**SET PROBLEM:**
Please find all lines in the data that hold the string "text" and copy them.
##### DATA ROWS
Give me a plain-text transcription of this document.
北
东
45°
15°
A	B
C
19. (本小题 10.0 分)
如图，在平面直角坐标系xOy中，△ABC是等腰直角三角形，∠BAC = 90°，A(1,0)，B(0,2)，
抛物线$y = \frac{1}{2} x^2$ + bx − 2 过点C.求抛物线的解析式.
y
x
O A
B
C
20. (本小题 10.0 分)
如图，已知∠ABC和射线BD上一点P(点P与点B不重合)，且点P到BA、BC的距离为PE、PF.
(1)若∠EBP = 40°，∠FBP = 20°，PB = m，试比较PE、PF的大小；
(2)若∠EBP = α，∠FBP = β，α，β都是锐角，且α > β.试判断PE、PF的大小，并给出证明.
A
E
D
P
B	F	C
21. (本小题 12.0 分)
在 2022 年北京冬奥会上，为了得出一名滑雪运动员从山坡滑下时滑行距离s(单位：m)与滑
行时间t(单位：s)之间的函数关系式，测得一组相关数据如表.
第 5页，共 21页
##########
##### DATA ROWS
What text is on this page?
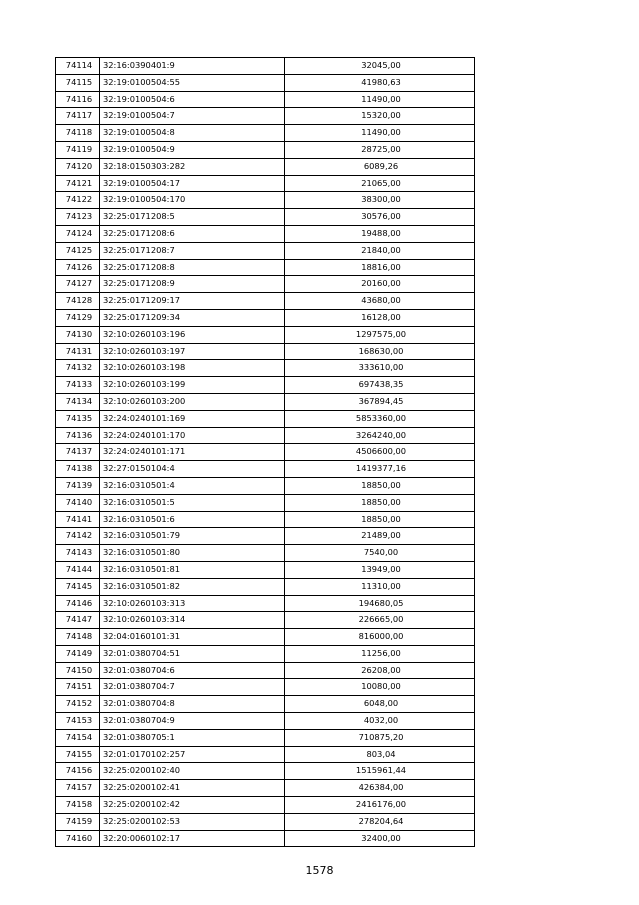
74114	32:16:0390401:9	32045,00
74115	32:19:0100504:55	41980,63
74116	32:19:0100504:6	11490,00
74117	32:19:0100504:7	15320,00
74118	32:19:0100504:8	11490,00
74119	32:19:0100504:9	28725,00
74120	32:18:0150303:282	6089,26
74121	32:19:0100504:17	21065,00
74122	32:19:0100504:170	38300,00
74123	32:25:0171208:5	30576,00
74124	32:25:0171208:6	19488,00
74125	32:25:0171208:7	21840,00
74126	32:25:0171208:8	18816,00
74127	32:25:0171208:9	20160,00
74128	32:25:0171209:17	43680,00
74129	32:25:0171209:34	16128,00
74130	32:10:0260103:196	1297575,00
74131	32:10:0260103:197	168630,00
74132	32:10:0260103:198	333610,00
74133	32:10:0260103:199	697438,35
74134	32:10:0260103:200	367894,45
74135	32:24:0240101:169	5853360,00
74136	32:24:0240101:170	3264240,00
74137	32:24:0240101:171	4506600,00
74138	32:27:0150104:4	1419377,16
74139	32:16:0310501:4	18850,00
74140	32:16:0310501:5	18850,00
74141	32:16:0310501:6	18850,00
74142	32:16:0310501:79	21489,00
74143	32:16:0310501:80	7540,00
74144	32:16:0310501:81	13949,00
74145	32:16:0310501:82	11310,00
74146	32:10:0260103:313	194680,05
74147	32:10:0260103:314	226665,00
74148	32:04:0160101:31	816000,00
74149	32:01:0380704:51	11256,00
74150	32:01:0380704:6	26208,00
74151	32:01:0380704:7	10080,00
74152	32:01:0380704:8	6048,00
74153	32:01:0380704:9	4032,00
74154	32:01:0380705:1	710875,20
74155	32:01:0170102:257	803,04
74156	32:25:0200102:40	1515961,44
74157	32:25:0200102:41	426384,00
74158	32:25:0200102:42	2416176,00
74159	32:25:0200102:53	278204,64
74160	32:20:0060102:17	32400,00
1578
##########
**TASK ANSWER:**
Give me a plain-text transcription of this document.
What text is on this page?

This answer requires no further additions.